begin EXTRACTED INFORMATION

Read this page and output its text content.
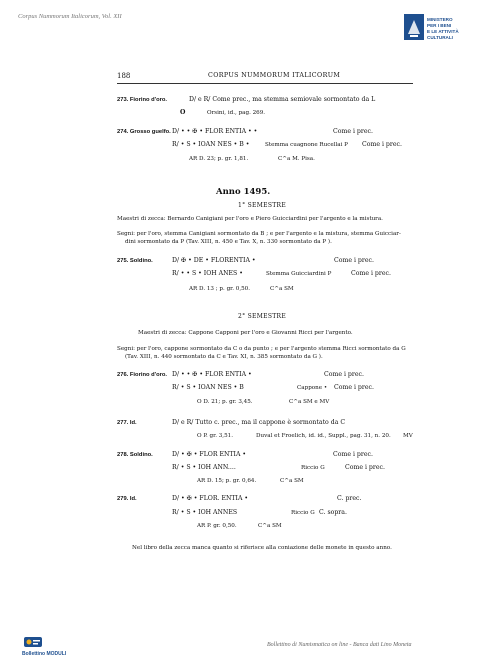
Corpus Nummorum Italicorum, Vol. XII	MINISTERO
PER I BENI
E LE ATTIVITÀ
CULTURALI
188	CORPUS NUMMORUM ITALICORUM
273. Fiorino d'oro.	D/ e R/ Come prec., ma stemma semiovale sormontato da L
O	Orsini, id., pag. 269.
274. Grosso guelfo. D/ • • ✠ • FLOR ENTIA • •	Come i prec.
R/ • S • IOAN NES • B •	Stemma cuagnone Rucellai P Come i prec.
AR D. 23; p. gr. 1,81.	C^a M. Pisa.
Anno 1495.
1° SEMESTRE
Maestri di zecca: Bernardo Canigiani per l'oro e Piero Guicciardini per l'argento e la mistura.
Segni: per l'oro, stemma Canigiani sormontato da B ; e per l'argento e la mistura, stemma Guicciar-
dini sormontato da P (Tav. XIII, n. 450 e Tav. X, n. 330 sormontato da P ).
275. Soldino.	D/ ✠ • DE • FLORENTIA •	Come i prec.
R/ • • S • IOH ANES •	Stemma Guicciardini P	Come i prec.
AR D. 13 ; p. gr. 0,50.	C^a SM
2° SEMESTRE
Maestri di zecca: Cappone Capponi per l'oro e Giovanni Ricci per l'argento.
Segni: per l'oro, cappone sormontato da C o da punto ; e per l'argento stemma Ricci sormontato da G
(Tav. XIII, n. 440 sormontato da C e Tav. XI, n. 385 sormontato da G ).
276. Fiorino d'oro. D/ • • ✠ • FLOR ENTIA •	Come i prec.
R/ • S • IOAN NES • B	Cappone • Come i prec.
O D. 21; p. gr. 3,45.	C^a SM e MV
277. Id.	D/ e R/ Tutto c. prec., ma il cappone è sormontato da C
O P. gr. 3,51.	Duval et Froelich, id. id., Suppl., pag. 31, n. 20. MV
278. Soldino.	D/ • ✠ • FLOR ENTIA •	Come i prec.
R/ • S • IOH ANN....	Riccio G	Come i prec.
AR D. 15; p. gr. 0,64.	C^a SM
279. Id.	D/ • ✠ • FLOR. ENTIA •	C. prec.
R/ • S • IOH ANNES	Riccio G C. sopra.
AR P. gr. 0,50.	C^a SM
Nel libro della zecca manca quanto si riferisce alla coniazione delle monete in questo anno.
Bollettino MODULI
Bollettino di Numismatica on line - Banca dati Lino Moneta
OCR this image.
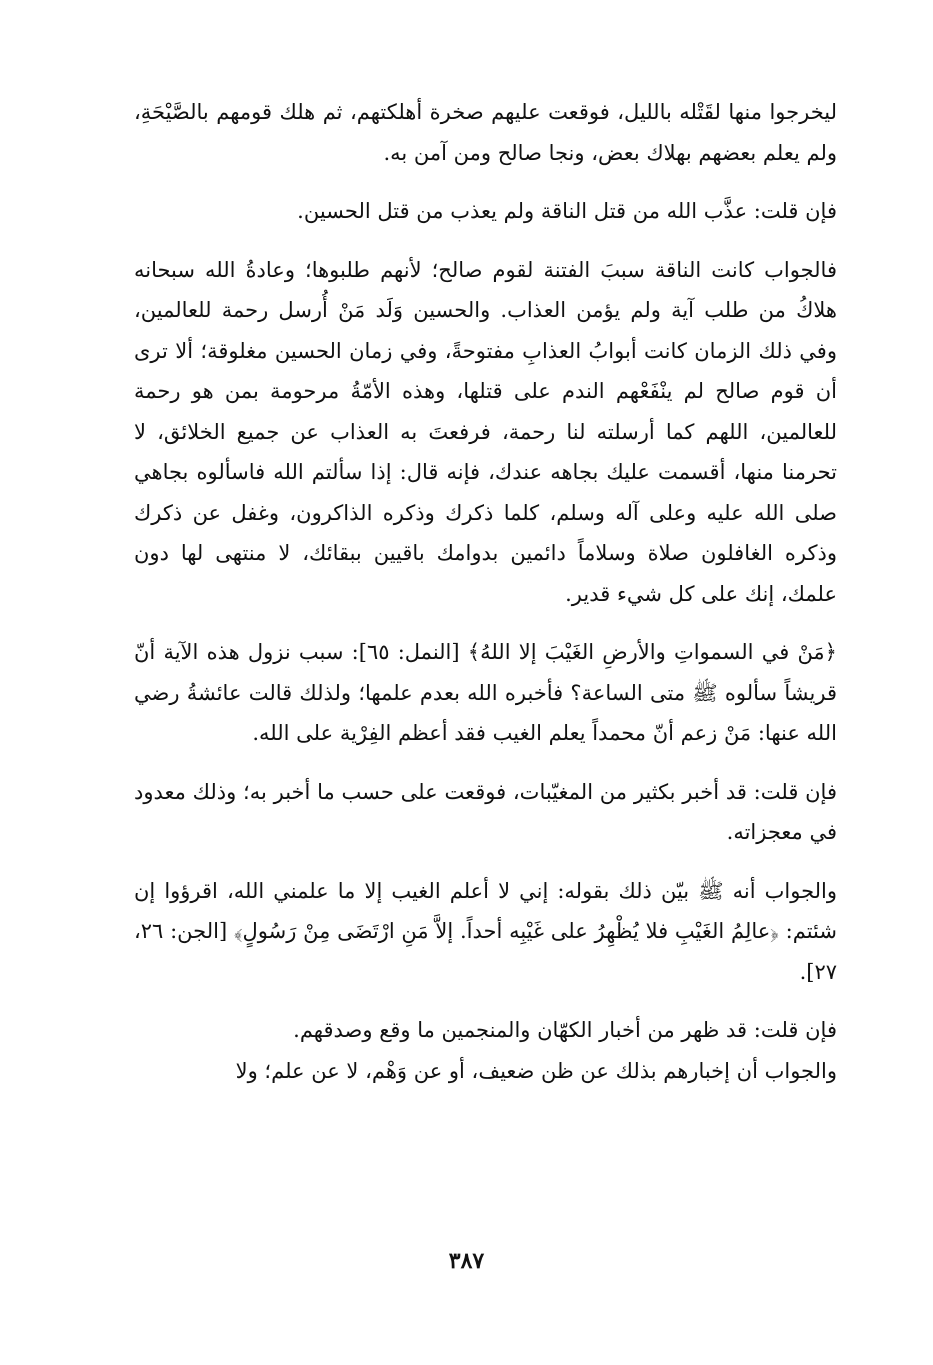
ليخرجوا منها لقَتْله بالليل، فوقعت عليهم صخرة أهلكتهم، ثم هلك قومهم بالصَّيْحَةِ، ولم يعلم بعضهم بهلاك بعض، ونجا صالح ومن آمن به.

فإن قلت: عذَّب الله من قتل الناقة ولم يعذب من قتل الحسين.

فالجواب كانت الناقة سببَ الفتنة لقوم صالح؛ لأنهم طلبوها؛ وعادةُ الله سبحانه هلاكُ من طلب آية ولم يؤمن العذاب. والحسين وَلَد مَنْ أُرسل رحمة للعالمين، وفي ذلك الزمان كانت أبوابُ العذابِ مفتوحةً، وفي زمان الحسين مغلوقة؛ ألا ترى أن قوم صالح لم ينْفَعْهم الندم على قتلها، وهذه الأمّةُ مرحومة بمن هو رحمة للعالمين، اللهم كما أرسلته لنا رحمة، فرفعتَ به العذاب عن جميع الخلائق، لا تحرمنا منها، أقسمت عليك بجاهه عندك، فإنه قال: إذا سألتم الله فاسألوه بجاهي صلى الله عليه وعلى آله وسلم، كلما ذكرك وذكره الذاكرون، وغفل عن ذكرك وذكره الغافلون صلاة وسلاماً دائمين بدوامك باقيين ببقائك، لا منتهى لها دون علمك، إنك على كل شيء قدير.

﴿مَنْ في السمواتِ والأرضِ الغَيْبَ إلا اللهُ﴾ [النمل: ٦٥]: سبب نزول هذه الآية أنّ قريشاً سألوه ﷺ متى الساعة؟ فأخبره الله بعدم علمها؛ ولذلك قالت عائشةُ رضي الله عنها: مَنْ زعم أنّ محمداً يعلم الغيب فقد أعظم الفِرْية على الله.

فإن قلت: قد أخبر بكثير من المغيّبات، فوقعت على حسب ما أخبر به؛ وذلك معدود في معجزاته.

والجواب أنه ﷺ بيّن ذلك بقوله: إني لا أعلم الغيب إلا ما علمني الله، اقرؤوا إن شئتم: ﴿عالِمُ الغَيْبِ فلا يُظْهِرُ على غَيْبِه أحداً. إلاَّ مَنِ ارْتَضَى مِنْ رَسُولٍ﴾ [الجن: ٢٦، ٢٧].

فإن قلت: قد ظهر من أخبار الكهّان والمنجمين ما وقع وصدقهم.

والجواب أن إخبارهم بذلك عن ظن ضعيف، أو عن وَهْم، لا عن علم؛ ولا

٣٨٧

end EXTRACTED INFORMATION

REQUEST. Write out the full listing verbatim, excluding its pictures.

TASK RESPONSE.
Read this page and output its text content.
Corpus Nummorum Italicorum, Vol. XII	MINISTERO
PER I BENI
E LE ATTIVITÀ
CULTURALI
188	CORPUS NUMMORUM ITALICORUM
273. Fiorino d'oro.	D/ e R/ Come prec., ma stemma semiovale sormontato da L
O	Orsini, id., pag. 269.
274. Grosso guelfo. D/ • • ✠ • FLOR ENTIA • •	Come i prec.
R/ • S • IOAN NES • B •	Stemma cuagnone Rucellai P Come i prec.
AR D. 23; p. gr. 1,81.	C^a M. Pisa.
Anno 1495.
1° SEMESTRE
Maestri di zecca: Bernardo Canigiani per l'oro e Piero Guicciardini per l'argento e la mistura.
Segni: per l'oro, stemma Canigiani sormontato da B ; e per l'argento e la mistura, stemma Guicciar-
dini sormontato da P (Tav. XIII, n. 450 e Tav. X, n. 330 sormontato da P ).
275. Soldino.	D/ ✠ • DE • FLORENTIA •	Come i prec.
R/ • • S • IOH ANES •	Stemma Guicciardini P	Come i prec.
AR D. 13 ; p. gr. 0,50.	C^a SM
2° SEMESTRE
Maestri di zecca: Cappone Capponi per l'oro e Giovanni Ricci per l'argento.
Segni: per l'oro, cappone sormontato da C o da punto ; e per l'argento stemma Ricci sormontato da G
(Tav. XIII, n. 440 sormontato da C e Tav. XI, n. 385 sormontato da G ).
276. Fiorino d'oro. D/ • • ✠ • FLOR ENTIA •	Come i prec.
R/ • S • IOAN NES • B	Cappone • Come i prec.
O D. 21; p. gr. 3,45.	C^a SM e MV
277. Id.	D/ e R/ Tutto c. prec., ma il cappone è sormontato da C
O P. gr. 3,51.	Duval et Froelich, id. id., Suppl., pag. 31, n. 20. MV
278. Soldino.	D/ • ✠ • FLOR ENTIA •	Come i prec.
R/ • S • IOH ANN....	Riccio G	Come i prec.
AR D. 15; p. gr. 0,64.	C^a SM
279. Id.	D/ • ✠ • FLOR. ENTIA •	C. prec.
R/ • S • IOH ANNES	Riccio G C. sopra.
AR P. gr. 0,50.	C^a SM
Nel libro della zecca manca quanto si riferisce alla coniazione delle monete in questo anno.
Bollettino MODULI
Bollettino di Numismatica on line - Banca dati Lino Moneta
OCR this image.
ليخرجوا منها لقَتْله بالليل، فوقعت عليهم صخرة أهلكتهم، ثم هلك قومهم بالصَّيْحَةِ، ولم يعلم بعضهم بهلاك بعض، ونجا صالح ومن آمن به.

فإن قلت: عذَّب الله من قتل الناقة ولم يعذب من قتل الحسين.

فالجواب كانت الناقة سببَ الفتنة لقوم صالح؛ لأنهم طلبوها؛ وعادةُ الله سبحانه هلاكُ من طلب آية ولم يؤمن العذاب. والحسين وَلَد مَنْ أُرسل رحمة للعالمين، وفي ذلك الزمان كانت أبوابُ العذابِ مفتوحةً، وفي زمان الحسين مغلوقة؛ ألا ترى أن قوم صالح لم ينْفَعْهم الندم على قتلها، وهذه الأمّةُ مرحومة بمن هو رحمة للعالمين، اللهم كما أرسلته لنا رحمة، فرفعتَ به العذاب عن جميع الخلائق، لا تحرمنا منها، أقسمت عليك بجاهه عندك، فإنه قال: إذا سألتم الله فاسألوه بجاهي صلى الله عليه وعلى آله وسلم، كلما ذكرك وذكره الذاكرون، وغفل عن ذكرك وذكره الغافلون صلاة وسلاماً دائمين بدوامك باقيين ببقائك، لا منتهى لها دون علمك، إنك على كل شيء قدير.

﴿مَنْ في السمواتِ والأرضِ الغَيْبَ إلا اللهُ﴾ [النمل: ٦٥]: سبب نزول هذه الآية أنّ قريشاً سألوه ﷺ متى الساعة؟ فأخبره الله بعدم علمها؛ ولذلك قالت عائشةُ رضي الله عنها: مَنْ زعم أنّ محمداً يعلم الغيب فقد أعظم الفِرْية على الله.

فإن قلت: قد أخبر بكثير من المغيّبات، فوقعت على حسب ما أخبر به؛ وذلك معدود في معجزاته.

والجواب أنه ﷺ بيّن ذلك بقوله: إني لا أعلم الغيب إلا ما علمني الله، اقرؤوا إن شئتم: ﴿عالِمُ الغَيْبِ فلا يُظْهِرُ على غَيْبِه أحداً. إلاَّ مَنِ ارْتَضَى مِنْ رَسُولٍ﴾ [الجن: ٢٦، ٢٧].

فإن قلت: قد ظهر من أخبار الكهّان والمنجمين ما وقع وصدقهم.

والجواب أن إخبارهم بذلك عن ظن ضعيف، أو عن وَهْم، لا عن علم؛ ولا

٣٨٧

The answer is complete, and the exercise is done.